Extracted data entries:
__________________________________________________

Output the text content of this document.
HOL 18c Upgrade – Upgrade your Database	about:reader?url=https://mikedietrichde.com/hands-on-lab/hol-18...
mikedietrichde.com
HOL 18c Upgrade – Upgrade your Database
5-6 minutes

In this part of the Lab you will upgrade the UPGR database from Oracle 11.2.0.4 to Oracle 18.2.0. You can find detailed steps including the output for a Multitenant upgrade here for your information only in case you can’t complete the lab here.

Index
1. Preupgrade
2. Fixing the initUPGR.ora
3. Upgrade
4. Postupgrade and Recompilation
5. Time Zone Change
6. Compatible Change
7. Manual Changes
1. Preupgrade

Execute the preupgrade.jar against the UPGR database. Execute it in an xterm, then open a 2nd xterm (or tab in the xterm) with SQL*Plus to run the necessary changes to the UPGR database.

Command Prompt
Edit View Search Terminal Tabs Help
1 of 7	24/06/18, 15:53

__________________________________________________

> [AIM]: Output all of the data above without any alteration.

> [REPLY TO THE TASK]:
Output the text content of this document.
HOL 18c Upgrade – Upgrade your Database	about:reader?url=https://mikedietrichde.com/hands-on-lab/hol-18...
mikedietrichde.com
HOL 18c Upgrade – Upgrade your Database
5-6 minutes

In this part of the Lab you will upgrade the UPGR database from Oracle 11.2.0.4 to Oracle 18.2.0. You can find detailed steps including the output for a Multitenant upgrade here for your information only in case you can’t complete the lab here.

Index
1. Preupgrade
2. Fixing the initUPGR.ora
3. Upgrade
4. Postupgrade and Recompilation
5. Time Zone Change
6. Compatible Change
7. Manual Changes
1. Preupgrade

Execute the preupgrade.jar against the UPGR database. Execute it in an xterm, then open a 2nd xterm (or tab in the xterm) with SQL*Plus to run the necessary changes to the UPGR database.

Command Prompt
Edit View Search Terminal Tabs Help
1 of 7	24/06/18, 15:53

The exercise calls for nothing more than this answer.